Dataset rows about figures:
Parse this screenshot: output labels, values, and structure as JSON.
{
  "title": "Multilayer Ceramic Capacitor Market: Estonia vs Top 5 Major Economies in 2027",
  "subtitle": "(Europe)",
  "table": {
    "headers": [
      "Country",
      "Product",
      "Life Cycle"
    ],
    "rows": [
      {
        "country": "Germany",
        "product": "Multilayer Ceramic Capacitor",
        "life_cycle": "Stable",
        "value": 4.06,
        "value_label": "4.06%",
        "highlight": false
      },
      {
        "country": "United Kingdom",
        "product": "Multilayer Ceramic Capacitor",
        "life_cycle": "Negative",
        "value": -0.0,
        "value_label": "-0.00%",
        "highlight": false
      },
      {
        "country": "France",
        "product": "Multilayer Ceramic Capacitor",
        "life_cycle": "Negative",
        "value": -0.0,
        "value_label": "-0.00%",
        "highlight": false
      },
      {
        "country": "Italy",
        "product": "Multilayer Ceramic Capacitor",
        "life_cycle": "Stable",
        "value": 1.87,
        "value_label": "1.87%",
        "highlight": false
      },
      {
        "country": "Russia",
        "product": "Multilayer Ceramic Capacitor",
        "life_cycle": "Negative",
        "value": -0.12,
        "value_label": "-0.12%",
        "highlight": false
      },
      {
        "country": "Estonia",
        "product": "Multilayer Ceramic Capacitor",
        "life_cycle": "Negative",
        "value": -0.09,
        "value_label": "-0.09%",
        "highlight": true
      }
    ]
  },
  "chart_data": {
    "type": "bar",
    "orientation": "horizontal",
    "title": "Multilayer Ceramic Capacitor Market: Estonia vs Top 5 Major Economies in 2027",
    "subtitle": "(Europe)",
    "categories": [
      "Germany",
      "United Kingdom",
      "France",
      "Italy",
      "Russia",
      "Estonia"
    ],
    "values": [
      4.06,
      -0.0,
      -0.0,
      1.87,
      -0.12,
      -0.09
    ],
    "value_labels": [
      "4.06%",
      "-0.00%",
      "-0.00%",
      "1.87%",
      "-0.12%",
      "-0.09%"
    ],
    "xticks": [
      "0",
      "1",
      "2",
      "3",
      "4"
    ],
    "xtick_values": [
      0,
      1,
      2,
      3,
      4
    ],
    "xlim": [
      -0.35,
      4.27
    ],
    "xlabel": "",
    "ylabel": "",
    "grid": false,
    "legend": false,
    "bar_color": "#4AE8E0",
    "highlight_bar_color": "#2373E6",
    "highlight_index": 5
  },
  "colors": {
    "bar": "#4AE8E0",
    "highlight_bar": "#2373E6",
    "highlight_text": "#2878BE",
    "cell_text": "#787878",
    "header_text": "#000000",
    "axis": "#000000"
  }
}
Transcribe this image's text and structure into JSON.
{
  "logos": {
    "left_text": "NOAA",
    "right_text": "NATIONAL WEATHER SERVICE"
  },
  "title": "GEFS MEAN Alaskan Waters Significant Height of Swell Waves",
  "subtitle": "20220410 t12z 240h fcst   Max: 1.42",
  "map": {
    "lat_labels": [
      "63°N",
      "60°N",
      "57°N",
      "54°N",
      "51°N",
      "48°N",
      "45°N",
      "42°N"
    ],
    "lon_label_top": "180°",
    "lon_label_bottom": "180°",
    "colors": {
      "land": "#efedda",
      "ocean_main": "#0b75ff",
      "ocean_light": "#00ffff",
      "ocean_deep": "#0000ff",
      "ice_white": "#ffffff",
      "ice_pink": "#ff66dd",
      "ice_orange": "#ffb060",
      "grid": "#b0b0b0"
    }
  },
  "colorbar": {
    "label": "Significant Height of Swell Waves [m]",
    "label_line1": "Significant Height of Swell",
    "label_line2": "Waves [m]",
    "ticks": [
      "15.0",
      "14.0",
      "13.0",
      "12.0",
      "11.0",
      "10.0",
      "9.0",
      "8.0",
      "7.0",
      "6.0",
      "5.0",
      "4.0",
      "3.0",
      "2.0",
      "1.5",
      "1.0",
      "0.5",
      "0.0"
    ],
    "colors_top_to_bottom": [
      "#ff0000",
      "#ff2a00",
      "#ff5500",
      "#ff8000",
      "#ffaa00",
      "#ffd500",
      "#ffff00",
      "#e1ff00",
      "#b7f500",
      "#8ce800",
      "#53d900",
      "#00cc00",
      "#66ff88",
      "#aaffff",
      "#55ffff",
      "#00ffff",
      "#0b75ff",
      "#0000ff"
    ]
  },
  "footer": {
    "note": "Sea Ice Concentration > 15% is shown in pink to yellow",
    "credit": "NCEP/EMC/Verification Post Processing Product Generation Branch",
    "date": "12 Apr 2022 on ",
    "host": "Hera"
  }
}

* EXERCISE PROMPT *
Extract all of the data shown above and repeat it verbatim.

* SOLUTION TO THE EXERCISE *
Parse this screenshot: output labels, values, and structure as JSON.
{
  "title": "Multilayer Ceramic Capacitor Market: Estonia vs Top 5 Major Economies in 2027",
  "subtitle": "(Europe)",
  "table": {
    "headers": [
      "Country",
      "Product",
      "Life Cycle"
    ],
    "rows": [
      {
        "country": "Germany",
        "product": "Multilayer Ceramic Capacitor",
        "life_cycle": "Stable",
        "value": 4.06,
        "value_label": "4.06%",
        "highlight": false
      },
      {
        "country": "United Kingdom",
        "product": "Multilayer Ceramic Capacitor",
        "life_cycle": "Negative",
        "value": -0.0,
        "value_label": "-0.00%",
        "highlight": false
      },
      {
        "country": "France",
        "product": "Multilayer Ceramic Capacitor",
        "life_cycle": "Negative",
        "value": -0.0,
        "value_label": "-0.00%",
        "highlight": false
      },
      {
        "country": "Italy",
        "product": "Multilayer Ceramic Capacitor",
        "life_cycle": "Stable",
        "value": 1.87,
        "value_label": "1.87%",
        "highlight": false
      },
      {
        "country": "Russia",
        "product": "Multilayer Ceramic Capacitor",
        "life_cycle": "Negative",
        "value": -0.12,
        "value_label": "-0.12%",
        "highlight": false
      },
      {
        "country": "Estonia",
        "product": "Multilayer Ceramic Capacitor",
        "life_cycle": "Negative",
        "value": -0.09,
        "value_label": "-0.09%",
        "highlight": true
      }
    ]
  },
  "chart_data": {
    "type": "bar",
    "orientation": "horizontal",
    "title": "Multilayer Ceramic Capacitor Market: Estonia vs Top 5 Major Economies in 2027",
    "subtitle": "(Europe)",
    "categories": [
      "Germany",
      "United Kingdom",
      "France",
      "Italy",
      "Russia",
      "Estonia"
    ],
    "values": [
      4.06,
      -0.0,
      -0.0,
      1.87,
      -0.12,
      -0.09
    ],
    "value_labels": [
      "4.06%",
      "-0.00%",
      "-0.00%",
      "1.87%",
      "-0.12%",
      "-0.09%"
    ],
    "xticks": [
      "0",
      "1",
      "2",
      "3",
      "4"
    ],
    "xtick_values": [
      0,
      1,
      2,
      3,
      4
    ],
    "xlim": [
      -0.35,
      4.27
    ],
    "xlabel": "",
    "ylabel": "",
    "grid": false,
    "legend": false,
    "bar_color": "#4AE8E0",
    "highlight_bar_color": "#2373E6",
    "highlight_index": 5
  },
  "colors": {
    "bar": "#4AE8E0",
    "highlight_bar": "#2373E6",
    "highlight_text": "#2878BE",
    "cell_text": "#787878",
    "header_text": "#000000",
    "axis": "#000000"
  }
}
Transcribe this image's text and structure into JSON.
{
  "logos": {
    "left_text": "NOAA",
    "right_text": "NATIONAL WEATHER SERVICE"
  },
  "title": "GEFS MEAN Alaskan Waters Significant Height of Swell Waves",
  "subtitle": "20220410 t12z 240h fcst   Max: 1.42",
  "map": {
    "lat_labels": [
      "63°N",
      "60°N",
      "57°N",
      "54°N",
      "51°N",
      "48°N",
      "45°N",
      "42°N"
    ],
    "lon_label_top": "180°",
    "lon_label_bottom": "180°",
    "colors": {
      "land": "#efedda",
      "ocean_main": "#0b75ff",
      "ocean_light": "#00ffff",
      "ocean_deep": "#0000ff",
      "ice_white": "#ffffff",
      "ice_pink": "#ff66dd",
      "ice_orange": "#ffb060",
      "grid": "#b0b0b0"
    }
  },
  "colorbar": {
    "label": "Significant Height of Swell Waves [m]",
    "label_line1": "Significant Height of Swell",
    "label_line2": "Waves [m]",
    "ticks": [
      "15.0",
      "14.0",
      "13.0",
      "12.0",
      "11.0",
      "10.0",
      "9.0",
      "8.0",
      "7.0",
      "6.0",
      "5.0",
      "4.0",
      "3.0",
      "2.0",
      "1.5",
      "1.0",
      "0.5",
      "0.0"
    ],
    "colors_top_to_bottom": [
      "#ff0000",
      "#ff2a00",
      "#ff5500",
      "#ff8000",
      "#ffaa00",
      "#ffd500",
      "#ffff00",
      "#e1ff00",
      "#b7f500",
      "#8ce800",
      "#53d900",
      "#00cc00",
      "#66ff88",
      "#aaffff",
      "#55ffff",
      "#00ffff",
      "#0b75ff",
      "#0000ff"
    ]
  },
  "footer": {
    "note": "Sea Ice Concentration > 15% is shown in pink to yellow",
    "credit": "NCEP/EMC/Verification Post Processing Product Generation Branch",
    "date": "12 Apr 2022 on ",
    "host": "Hera"
  }
}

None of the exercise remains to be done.